Given task:
Pictures do not belong in your copy. Repeat all the other data exactly.

*-*-*

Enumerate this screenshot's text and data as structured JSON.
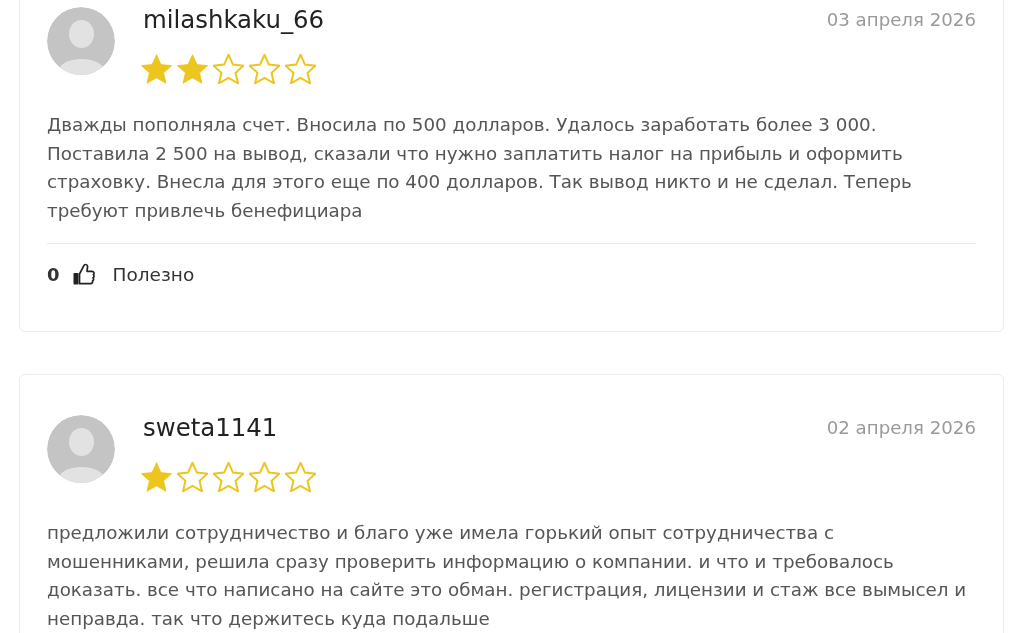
{
  "reviews": [
    {
      "username": "milashkaku_66",
      "date": "03 апреля 2026",
      "stars": 2,
      "text": "Дважды пополняла счет. Вносила по 500 долларов. Удалось заработать более 3 000. Поставила 2 500 на вывод, сказали что нужно заплатить налог на прибыль и оформить страховку. Внесла для этого еще по 400 долларов. Так вывод никто и не сделал. Теперь требуют привлечь бенефициара",
      "footer": {
        "likes": "0",
        "helpful_label": "Полезно"
      }
    },
    {
      "username": "sweta1141",
      "date": "02 апреля 2026",
      "stars": 1,
      "text": "предложили сотрудничество и благо уже имела горький опыт сотрудничества с мошенниками, решила сразу проверить информацию о компании. и что и требовалось доказать. все что написано на сайте это обман. регистрация, лицензии и стаж все вымысел и неправда. так что держитесь куда подальше"
    }
  ]
}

*-*-*

Answer for the task:
Enumerate this screenshot's text and data as structured JSON.
{
  "reviews": [
    {
      "username": "milashkaku_66",
      "date": "03 апреля 2026",
      "stars": 2,
      "text": "Дважды пополняла счет. Вносила по 500 долларов. Удалось заработать более 3 000. Поставила 2 500 на вывод, сказали что нужно заплатить налог на прибыль и оформить страховку. Внесла для этого еще по 400 долларов. Так вывод никто и не сделал. Теперь требуют привлечь бенефициара",
      "footer": {
        "likes": "0",
        "helpful_label": "Полезно"
      }
    },
    {
      "username": "sweta1141",
      "date": "02 апреля 2026",
      "stars": 1,
      "text": "предложили сотрудничество и благо уже имела горький опыт сотрудничества с мошенниками, решила сразу проверить информацию о компании. и что и требовалось доказать. все что написано на сайте это обман. регистрация, лицензии и стаж все вымысел и неправда. так что держитесь куда подальше"
    }
  ]
}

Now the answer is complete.